■ Exercise instructions: Return each line of the records below that contains the word "mechanism".

- Opening Delimiter -

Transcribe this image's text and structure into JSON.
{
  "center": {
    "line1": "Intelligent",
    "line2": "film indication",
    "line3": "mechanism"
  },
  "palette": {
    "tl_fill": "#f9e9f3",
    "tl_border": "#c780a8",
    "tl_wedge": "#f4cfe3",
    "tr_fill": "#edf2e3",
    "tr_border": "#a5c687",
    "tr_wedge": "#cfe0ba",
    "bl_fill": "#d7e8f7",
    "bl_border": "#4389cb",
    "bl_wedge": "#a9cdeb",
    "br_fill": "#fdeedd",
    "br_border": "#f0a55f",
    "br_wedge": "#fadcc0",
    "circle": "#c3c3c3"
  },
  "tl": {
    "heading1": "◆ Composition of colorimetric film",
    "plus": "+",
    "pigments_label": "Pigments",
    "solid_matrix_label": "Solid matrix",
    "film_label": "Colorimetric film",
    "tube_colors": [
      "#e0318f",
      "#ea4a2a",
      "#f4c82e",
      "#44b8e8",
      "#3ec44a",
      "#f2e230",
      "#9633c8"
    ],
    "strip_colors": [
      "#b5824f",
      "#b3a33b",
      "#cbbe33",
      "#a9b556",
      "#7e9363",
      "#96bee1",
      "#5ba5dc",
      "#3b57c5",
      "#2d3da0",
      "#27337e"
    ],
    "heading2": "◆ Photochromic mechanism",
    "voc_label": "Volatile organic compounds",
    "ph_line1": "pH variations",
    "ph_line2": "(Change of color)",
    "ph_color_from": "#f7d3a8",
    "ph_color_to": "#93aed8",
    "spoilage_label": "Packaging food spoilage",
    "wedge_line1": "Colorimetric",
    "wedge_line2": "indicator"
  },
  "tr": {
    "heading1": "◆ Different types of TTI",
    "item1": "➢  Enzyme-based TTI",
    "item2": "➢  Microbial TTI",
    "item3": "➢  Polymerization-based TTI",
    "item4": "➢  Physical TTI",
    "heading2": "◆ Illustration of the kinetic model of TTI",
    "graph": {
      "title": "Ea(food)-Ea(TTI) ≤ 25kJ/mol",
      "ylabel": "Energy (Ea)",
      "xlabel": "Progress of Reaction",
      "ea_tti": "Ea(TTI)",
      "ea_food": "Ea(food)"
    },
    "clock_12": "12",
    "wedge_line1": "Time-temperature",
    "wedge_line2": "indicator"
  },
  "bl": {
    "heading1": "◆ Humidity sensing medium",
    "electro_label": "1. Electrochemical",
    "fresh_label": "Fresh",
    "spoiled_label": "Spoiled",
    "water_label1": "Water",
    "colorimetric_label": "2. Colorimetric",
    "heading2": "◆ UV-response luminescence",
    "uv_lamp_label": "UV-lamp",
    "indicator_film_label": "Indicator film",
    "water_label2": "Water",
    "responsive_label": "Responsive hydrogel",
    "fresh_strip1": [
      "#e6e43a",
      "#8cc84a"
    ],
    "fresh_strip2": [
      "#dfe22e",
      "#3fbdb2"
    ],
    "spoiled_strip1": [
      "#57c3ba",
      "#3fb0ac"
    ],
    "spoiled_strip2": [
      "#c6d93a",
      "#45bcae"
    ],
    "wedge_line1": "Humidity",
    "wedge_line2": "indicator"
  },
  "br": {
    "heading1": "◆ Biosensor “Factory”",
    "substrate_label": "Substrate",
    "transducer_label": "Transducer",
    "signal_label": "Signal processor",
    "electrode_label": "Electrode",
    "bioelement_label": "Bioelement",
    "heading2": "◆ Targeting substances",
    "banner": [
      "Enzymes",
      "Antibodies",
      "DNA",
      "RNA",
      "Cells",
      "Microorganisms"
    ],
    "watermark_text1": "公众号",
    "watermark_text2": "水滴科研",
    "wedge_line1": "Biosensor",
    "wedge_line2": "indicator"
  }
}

- Closing Delimiter -

■ Written answer:
    "line3": "mechanism"
    "heading2": "◆ Photochromic mechanism",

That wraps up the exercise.